Come autore hai scritto “Lettera”, interpretato da Gianni Morandi (“D’amore D’autore”), e “Davvero” per Loredana Bertè (“Libertè”). Nel 2018 hai pubblicato il libro “Un pesce rosso, due lesbiche e un camper” (Compagnia Editoriale Aliberti). Tra tutte le cose che hai fatto, i rami dell’arte che hai assaggiato con stile, qual é quello che meglio ti rappresenta, che ti fa sentire più a tuo agio?
Scrivere e cantare le canzoni col piano, ma direi scrivere, che sia per me o per glia altri, è tutto: l’ispirazione che bussa alla finestra, questo. Io da un po’ di anni mi sono fatto uno studio “bunker”, in modo che in caso arrivi l’input di notte io possa subito buttarlo giù. L’artista non può distrarsi, deve essere pronto quando arriva la prima nota, la prima parola. Ho microfoni e quaderni ovunque, il telefonino se sono in strada in modo che possa registrare al momento. Ci spendo ore, giornate intere, e mi sento molto nutrito da tutto questo. Anche il palco e il contatto con il pubblico sono importanti, è un atto sacro ma viene dopo; la condivisione arriva con lo step successivo.

(Voci del dataset)
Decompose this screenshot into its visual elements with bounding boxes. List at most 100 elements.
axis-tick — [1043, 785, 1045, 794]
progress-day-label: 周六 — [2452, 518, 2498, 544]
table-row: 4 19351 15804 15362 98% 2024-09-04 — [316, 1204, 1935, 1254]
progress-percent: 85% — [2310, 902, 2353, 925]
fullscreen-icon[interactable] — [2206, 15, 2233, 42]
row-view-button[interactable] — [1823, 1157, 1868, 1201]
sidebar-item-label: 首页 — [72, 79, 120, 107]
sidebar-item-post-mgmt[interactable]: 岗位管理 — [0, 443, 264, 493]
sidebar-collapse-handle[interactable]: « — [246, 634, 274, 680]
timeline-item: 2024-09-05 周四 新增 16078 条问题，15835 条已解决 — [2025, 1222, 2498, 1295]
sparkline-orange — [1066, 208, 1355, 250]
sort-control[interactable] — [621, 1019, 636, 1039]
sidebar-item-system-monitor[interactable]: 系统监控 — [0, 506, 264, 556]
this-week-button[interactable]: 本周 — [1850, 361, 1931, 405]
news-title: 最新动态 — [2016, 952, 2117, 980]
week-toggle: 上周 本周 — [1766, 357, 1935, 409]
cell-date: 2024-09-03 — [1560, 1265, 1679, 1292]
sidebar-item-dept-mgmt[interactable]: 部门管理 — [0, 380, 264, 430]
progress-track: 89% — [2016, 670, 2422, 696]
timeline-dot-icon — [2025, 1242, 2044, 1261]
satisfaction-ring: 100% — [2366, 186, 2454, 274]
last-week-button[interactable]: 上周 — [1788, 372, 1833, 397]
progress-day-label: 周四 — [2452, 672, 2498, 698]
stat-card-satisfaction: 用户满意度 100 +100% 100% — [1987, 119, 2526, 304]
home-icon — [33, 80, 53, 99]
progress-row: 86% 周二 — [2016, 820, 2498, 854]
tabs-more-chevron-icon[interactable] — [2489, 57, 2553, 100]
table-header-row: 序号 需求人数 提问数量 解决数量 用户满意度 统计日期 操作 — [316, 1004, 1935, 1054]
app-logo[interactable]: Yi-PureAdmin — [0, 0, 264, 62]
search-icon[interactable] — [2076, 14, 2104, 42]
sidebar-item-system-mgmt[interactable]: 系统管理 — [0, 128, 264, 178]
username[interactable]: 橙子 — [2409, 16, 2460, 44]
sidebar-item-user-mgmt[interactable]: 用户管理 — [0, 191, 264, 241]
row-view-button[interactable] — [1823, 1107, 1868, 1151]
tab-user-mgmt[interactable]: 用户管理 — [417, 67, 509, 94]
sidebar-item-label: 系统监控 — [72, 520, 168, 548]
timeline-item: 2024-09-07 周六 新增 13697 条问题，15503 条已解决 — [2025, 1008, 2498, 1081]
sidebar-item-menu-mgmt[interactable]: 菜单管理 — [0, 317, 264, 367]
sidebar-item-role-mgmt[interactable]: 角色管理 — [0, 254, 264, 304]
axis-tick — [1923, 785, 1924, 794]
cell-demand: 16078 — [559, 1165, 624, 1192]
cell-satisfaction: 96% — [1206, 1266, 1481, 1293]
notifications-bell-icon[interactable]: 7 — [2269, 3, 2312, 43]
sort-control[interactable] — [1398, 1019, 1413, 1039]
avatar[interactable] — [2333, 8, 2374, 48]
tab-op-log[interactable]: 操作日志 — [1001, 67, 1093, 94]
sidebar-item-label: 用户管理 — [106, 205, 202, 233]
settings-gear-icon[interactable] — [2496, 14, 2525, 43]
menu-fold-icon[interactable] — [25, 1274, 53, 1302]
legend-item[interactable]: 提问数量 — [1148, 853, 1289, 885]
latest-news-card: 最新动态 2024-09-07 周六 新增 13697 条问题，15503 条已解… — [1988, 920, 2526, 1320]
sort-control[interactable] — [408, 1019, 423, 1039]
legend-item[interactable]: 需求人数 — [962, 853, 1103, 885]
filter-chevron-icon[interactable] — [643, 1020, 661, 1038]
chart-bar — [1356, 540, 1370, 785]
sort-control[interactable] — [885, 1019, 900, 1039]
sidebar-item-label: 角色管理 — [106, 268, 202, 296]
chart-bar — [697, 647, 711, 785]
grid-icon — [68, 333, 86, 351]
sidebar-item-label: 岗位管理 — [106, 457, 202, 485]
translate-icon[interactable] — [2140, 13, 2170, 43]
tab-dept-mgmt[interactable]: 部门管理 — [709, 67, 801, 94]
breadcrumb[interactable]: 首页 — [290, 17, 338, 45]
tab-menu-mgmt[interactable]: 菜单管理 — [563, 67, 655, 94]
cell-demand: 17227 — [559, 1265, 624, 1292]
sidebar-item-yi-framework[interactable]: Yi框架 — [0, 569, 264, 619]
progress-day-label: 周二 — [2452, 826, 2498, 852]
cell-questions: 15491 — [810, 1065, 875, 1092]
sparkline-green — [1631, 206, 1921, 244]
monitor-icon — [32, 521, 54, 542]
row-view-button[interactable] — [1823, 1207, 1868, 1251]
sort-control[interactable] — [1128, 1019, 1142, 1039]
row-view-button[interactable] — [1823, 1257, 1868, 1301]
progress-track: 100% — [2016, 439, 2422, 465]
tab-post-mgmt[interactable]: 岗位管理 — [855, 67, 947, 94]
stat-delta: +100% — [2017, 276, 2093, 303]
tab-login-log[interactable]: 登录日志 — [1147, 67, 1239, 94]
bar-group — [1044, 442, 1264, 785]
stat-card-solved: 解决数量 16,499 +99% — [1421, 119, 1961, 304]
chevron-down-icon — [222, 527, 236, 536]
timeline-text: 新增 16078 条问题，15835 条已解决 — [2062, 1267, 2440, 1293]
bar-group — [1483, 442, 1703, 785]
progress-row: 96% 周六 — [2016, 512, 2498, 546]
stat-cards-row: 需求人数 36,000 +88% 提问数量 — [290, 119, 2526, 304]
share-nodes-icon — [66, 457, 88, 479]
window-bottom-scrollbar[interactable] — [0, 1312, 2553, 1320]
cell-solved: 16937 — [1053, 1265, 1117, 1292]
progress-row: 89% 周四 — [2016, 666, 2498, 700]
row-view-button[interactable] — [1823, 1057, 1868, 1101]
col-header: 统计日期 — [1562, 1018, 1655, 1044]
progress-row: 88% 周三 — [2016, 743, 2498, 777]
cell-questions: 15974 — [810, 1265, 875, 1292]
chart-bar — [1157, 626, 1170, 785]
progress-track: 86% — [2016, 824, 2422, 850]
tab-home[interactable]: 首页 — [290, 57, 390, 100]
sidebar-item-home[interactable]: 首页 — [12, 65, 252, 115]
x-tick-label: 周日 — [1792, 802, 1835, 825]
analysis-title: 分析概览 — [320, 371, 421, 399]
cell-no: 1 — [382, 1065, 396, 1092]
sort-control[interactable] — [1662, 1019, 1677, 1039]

**Esercizio assegnato 1:** Secondo l'intervista, che libro è stato pubblicato nel 2018?
**Esercizio assegnato 2:** Riscrivi, per favore, le righe del dataset dall'inizio fino alla riga che contiene "sidebar-item-user-mgmt[interactable]: 用户管理 —", estremi inclusi. Sostituisci "progress-day-label" con "weekday-label", non cambiare nient'altro e restituisci soltanto queste righe.
L'intervista e le righe non hanno alcun legame tra loro.

**Risposta 1:** "Un pesce rosso, due lesbiche e un camper" (Compagnia Editoriale Aliberti).

**Risposta 2:**
Decompose this screenshot into its visual elements with bounding boxes. List at most 100 elements.
axis-tick — [1043, 785, 1045, 794]
weekday-label: 周六 — [2452, 518, 2498, 544]
table-row: 4 19351 15804 15362 98% 2024-09-04 — [316, 1204, 1935, 1254]
progress-percent: 85% — [2310, 902, 2353, 925]
fullscreen-icon[interactable] — [2206, 15, 2233, 42]
row-view-button[interactable] — [1823, 1157, 1868, 1201]
sidebar-item-label: 首页 — [72, 79, 120, 107]
sidebar-item-post-mgmt[interactable]: 岗位管理 — [0, 443, 264, 493]
sidebar-collapse-handle[interactable]: « — [246, 634, 274, 680]
timeline-item: 2024-09-05 周四 新增 16078 条问题，15835 条已解决 — [2025, 1222, 2498, 1295]
sparkline-orange — [1066, 208, 1355, 250]
sort-control[interactable] — [621, 1019, 636, 1039]
sidebar-item-system-monitor[interactable]: 系统监控 — [0, 506, 264, 556]
this-week-button[interactable]: 本周 — [1850, 361, 1931, 405]
news-title: 最新动态 — [2016, 952, 2117, 980]
week-toggle: 上周 本周 — [1766, 357, 1935, 409]
cell-date: 2024-09-03 — [1560, 1265, 1679, 1292]
sidebar-item-dept-mgmt[interactable]: 部门管理 — [0, 380, 264, 430]
progress-track: 89% — [2016, 670, 2422, 696]
timeline-dot-icon — [2025, 1242, 2044, 1261]
satisfaction-ring: 100% — [2366, 186, 2454, 274]
last-week-button[interactable]: 上周 — [1788, 372, 1833, 397]
weekday-label: 周四 — [2452, 672, 2498, 698]
stat-card-satisfaction: 用户满意度 100 +100% 100% — [1987, 119, 2526, 304]
home-icon — [33, 80, 53, 99]
progress-row: 86% 周二 — [2016, 820, 2498, 854]
tabs-more-chevron-icon[interactable] — [2489, 57, 2553, 100]
table-header-row: 序号 需求人数 提问数量 解决数量 用户满意度 统计日期 操作 — [316, 1004, 1935, 1054]
app-logo[interactable]: Yi-PureAdmin — [0, 0, 264, 62]
search-icon[interactable] — [2076, 14, 2104, 42]
sidebar-item-system-mgmt[interactable]: 系统管理 — [0, 128, 264, 178]
username[interactable]: 橙子 — [2409, 16, 2460, 44]
sidebar-item-user-mgmt[interactable]: 用户管理 — [0, 191, 264, 241]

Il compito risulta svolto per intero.